REQUIREMENT:
Make an exact copy of the entries below with the pictures removed.

* Begin DATA RECORDS *

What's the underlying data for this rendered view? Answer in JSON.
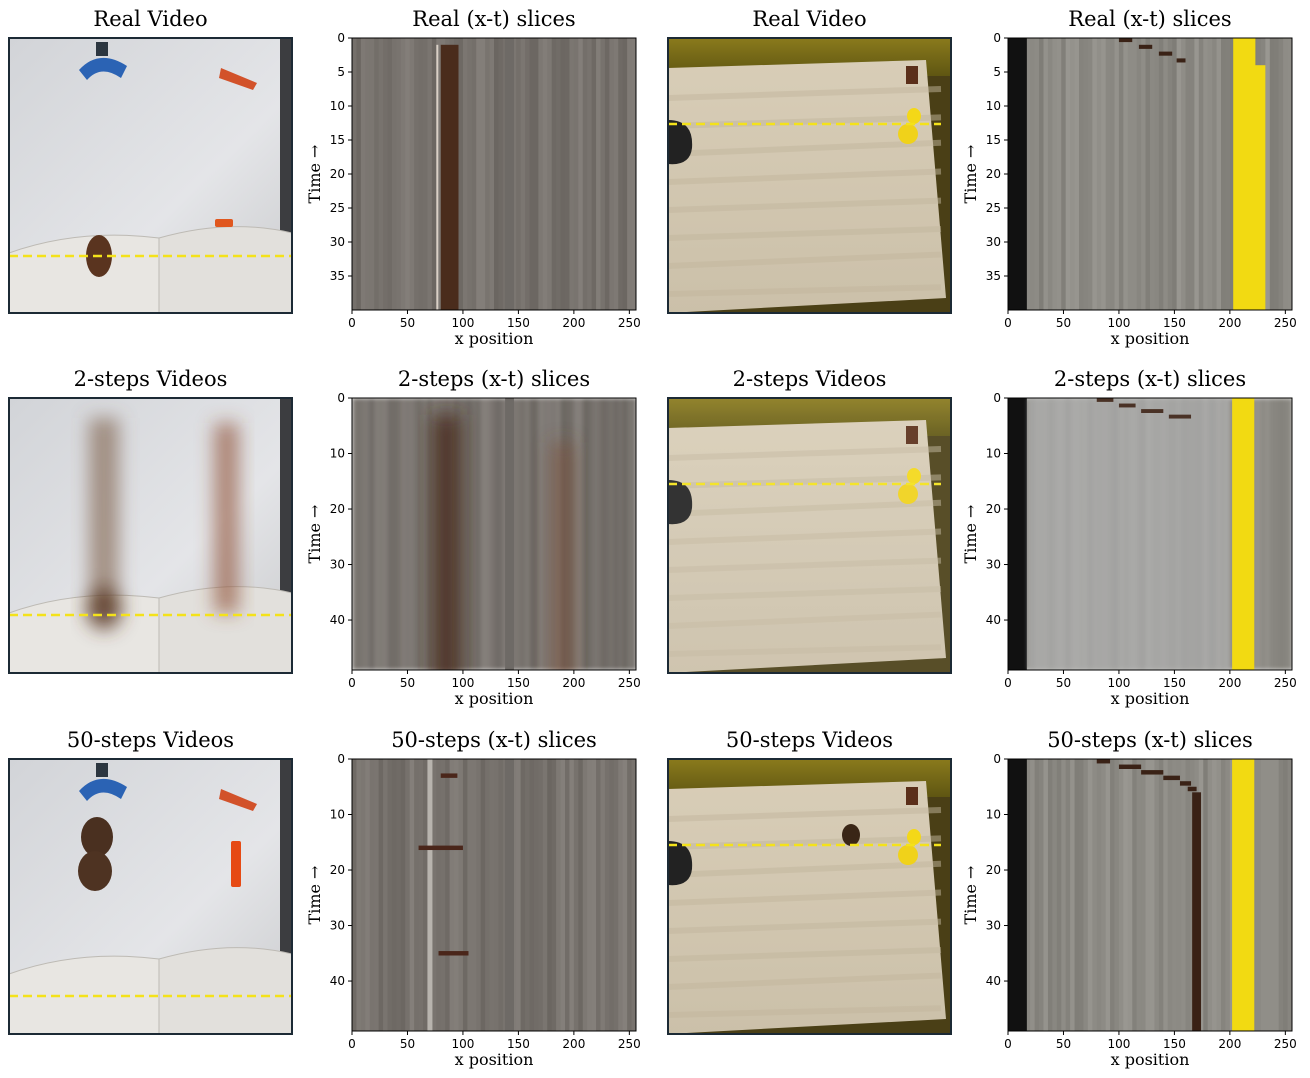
{
  "chart_data": [
    {
      "type": "heatmap",
      "row": 0,
      "col": 0,
      "kind": "video",
      "title": "Real Video",
      "scene": "wall",
      "slice_line": "dashed-yellow"
    },
    {
      "type": "heatmap",
      "row": 0,
      "col": 1,
      "kind": "slice",
      "title": "Real (x-t) slices",
      "scene": "wall",
      "variant": "real",
      "xlabel": "x position",
      "ylabel": "Time →",
      "xlim": [
        0,
        256
      ],
      "ylim": [
        0,
        40
      ],
      "xticks": [
        0,
        50,
        100,
        150,
        200,
        250
      ],
      "yticks": [
        0,
        5,
        10,
        15,
        20,
        25,
        30,
        35
      ]
    },
    {
      "type": "heatmap",
      "row": 0,
      "col": 2,
      "kind": "video",
      "title": "Real Video",
      "scene": "table",
      "slice_line": "dashed-yellow"
    },
    {
      "type": "heatmap",
      "row": 0,
      "col": 3,
      "kind": "slice",
      "title": "Real (x-t) slices",
      "scene": "table",
      "variant": "real",
      "xlabel": "x position",
      "ylabel": "Time →",
      "xlim": [
        0,
        256
      ],
      "ylim": [
        0,
        40
      ],
      "xticks": [
        0,
        50,
        100,
        150,
        200,
        250
      ],
      "yticks": [
        0,
        5,
        10,
        15,
        20,
        25,
        30,
        35
      ]
    },
    {
      "type": "heatmap",
      "row": 1,
      "col": 0,
      "kind": "video",
      "title": "2-steps Videos",
      "scene": "wall",
      "variant": "blur",
      "slice_line": "dashed-yellow"
    },
    {
      "type": "heatmap",
      "row": 1,
      "col": 1,
      "kind": "slice",
      "title": "2-steps (x-t) slices",
      "scene": "wall",
      "variant": "blur",
      "xlabel": "x position",
      "ylabel": "Time →",
      "xlim": [
        0,
        256
      ],
      "ylim": [
        0,
        49
      ],
      "xticks": [
        0,
        50,
        100,
        150,
        200,
        250
      ],
      "yticks": [
        0,
        10,
        20,
        30,
        40
      ]
    },
    {
      "type": "heatmap",
      "row": 1,
      "col": 2,
      "kind": "video",
      "title": "2-steps Videos",
      "scene": "table",
      "variant": "blur",
      "slice_line": "dashed-yellow"
    },
    {
      "type": "heatmap",
      "row": 1,
      "col": 3,
      "kind": "slice",
      "title": "2-steps (x-t) slices",
      "scene": "table",
      "variant": "blur",
      "xlabel": "x position",
      "ylabel": "Time →",
      "xlim": [
        0,
        256
      ],
      "ylim": [
        0,
        49
      ],
      "xticks": [
        0,
        50,
        100,
        150,
        200,
        250
      ],
      "yticks": [
        0,
        10,
        20,
        30,
        40
      ]
    },
    {
      "type": "heatmap",
      "row": 2,
      "col": 0,
      "kind": "video",
      "title": "50-steps Videos",
      "scene": "wall",
      "variant": "steps50",
      "slice_line": "dashed-yellow"
    },
    {
      "type": "heatmap",
      "row": 2,
      "col": 1,
      "kind": "slice",
      "title": "50-steps (x-t) slices",
      "scene": "wall",
      "variant": "steps50",
      "xlabel": "x position",
      "ylabel": "Time →",
      "xlim": [
        0,
        256
      ],
      "ylim": [
        0,
        49
      ],
      "xticks": [
        0,
        50,
        100,
        150,
        200,
        250
      ],
      "yticks": [
        0,
        10,
        20,
        30,
        40
      ]
    },
    {
      "type": "heatmap",
      "row": 2,
      "col": 2,
      "kind": "video",
      "title": "50-steps Videos",
      "scene": "table",
      "variant": "steps50",
      "slice_line": "dashed-yellow"
    },
    {
      "type": "heatmap",
      "row": 2,
      "col": 3,
      "kind": "slice",
      "title": "50-steps (x-t) slices",
      "scene": "table",
      "variant": "steps50",
      "xlabel": "x position",
      "ylabel": "Time →",
      "xlim": [
        0,
        256
      ],
      "ylim": [
        0,
        49
      ],
      "xticks": [
        0,
        50,
        100,
        150,
        200,
        250
      ],
      "yticks": [
        0,
        10,
        20,
        30,
        40
      ]
    }
  ]
}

* End DATA RECORDS *

RESPONSE:
What's the underlying data for this rendered view? Answer in JSON.
{
  "chart_data": [
    {
      "type": "heatmap",
      "row": 0,
      "col": 0,
      "kind": "video",
      "title": "Real Video",
      "scene": "wall",
      "slice_line": "dashed-yellow"
    },
    {
      "type": "heatmap",
      "row": 0,
      "col": 1,
      "kind": "slice",
      "title": "Real (x-t) slices",
      "scene": "wall",
      "variant": "real",
      "xlabel": "x position",
      "ylabel": "Time →",
      "xlim": [
        0,
        256
      ],
      "ylim": [
        0,
        40
      ],
      "xticks": [
        0,
        50,
        100,
        150,
        200,
        250
      ],
      "yticks": [
        0,
        5,
        10,
        15,
        20,
        25,
        30,
        35
      ]
    },
    {
      "type": "heatmap",
      "row": 0,
      "col": 2,
      "kind": "video",
      "title": "Real Video",
      "scene": "table",
      "slice_line": "dashed-yellow"
    },
    {
      "type": "heatmap",
      "row": 0,
      "col": 3,
      "kind": "slice",
      "title": "Real (x-t) slices",
      "scene": "table",
      "variant": "real",
      "xlabel": "x position",
      "ylabel": "Time →",
      "xlim": [
        0,
        256
      ],
      "ylim": [
        0,
        40
      ],
      "xticks": [
        0,
        50,
        100,
        150,
        200,
        250
      ],
      "yticks": [
        0,
        5,
        10,
        15,
        20,
        25,
        30,
        35
      ]
    },
    {
      "type": "heatmap",
      "row": 1,
      "col": 0,
      "kind": "video",
      "title": "2-steps Videos",
      "scene": "wall",
      "variant": "blur",
      "slice_line": "dashed-yellow"
    },
    {
      "type": "heatmap",
      "row": 1,
      "col": 1,
      "kind": "slice",
      "title": "2-steps (x-t) slices",
      "scene": "wall",
      "variant": "blur",
      "xlabel": "x position",
      "ylabel": "Time →",
      "xlim": [
        0,
        256
      ],
      "ylim": [
        0,
        49
      ],
      "xticks": [
        0,
        50,
        100,
        150,
        200,
        250
      ],
      "yticks": [
        0,
        10,
        20,
        30,
        40
      ]
    },
    {
      "type": "heatmap",
      "row": 1,
      "col": 2,
      "kind": "video",
      "title": "2-steps Videos",
      "scene": "table",
      "variant": "blur",
      "slice_line": "dashed-yellow"
    },
    {
      "type": "heatmap",
      "row": 1,
      "col": 3,
      "kind": "slice",
      "title": "2-steps (x-t) slices",
      "scene": "table",
      "variant": "blur",
      "xlabel": "x position",
      "ylabel": "Time →",
      "xlim": [
        0,
        256
      ],
      "ylim": [
        0,
        49
      ],
      "xticks": [
        0,
        50,
        100,
        150,
        200,
        250
      ],
      "yticks": [
        0,
        10,
        20,
        30,
        40
      ]
    },
    {
      "type": "heatmap",
      "row": 2,
      "col": 0,
      "kind": "video",
      "title": "50-steps Videos",
      "scene": "wall",
      "variant": "steps50",
      "slice_line": "dashed-yellow"
    },
    {
      "type": "heatmap",
      "row": 2,
      "col": 1,
      "kind": "slice",
      "title": "50-steps (x-t) slices",
      "scene": "wall",
      "variant": "steps50",
      "xlabel": "x position",
      "ylabel": "Time →",
      "xlim": [
        0,
        256
      ],
      "ylim": [
        0,
        49
      ],
      "xticks": [
        0,
        50,
        100,
        150,
        200,
        250
      ],
      "yticks": [
        0,
        10,
        20,
        30,
        40
      ]
    },
    {
      "type": "heatmap",
      "row": 2,
      "col": 2,
      "kind": "video",
      "title": "50-steps Videos",
      "scene": "table",
      "variant": "steps50",
      "slice_line": "dashed-yellow"
    },
    {
      "type": "heatmap",
      "row": 2,
      "col": 3,
      "kind": "slice",
      "title": "50-steps (x-t) slices",
      "scene": "table",
      "variant": "steps50",
      "xlabel": "x position",
      "ylabel": "Time →",
      "xlim": [
        0,
        256
      ],
      "ylim": [
        0,
        49
      ],
      "xticks": [
        0,
        50,
        100,
        150,
        200,
        250
      ],
      "yticks": [
        0,
        10,
        20,
        30,
        40
      ]
    }
  ]
}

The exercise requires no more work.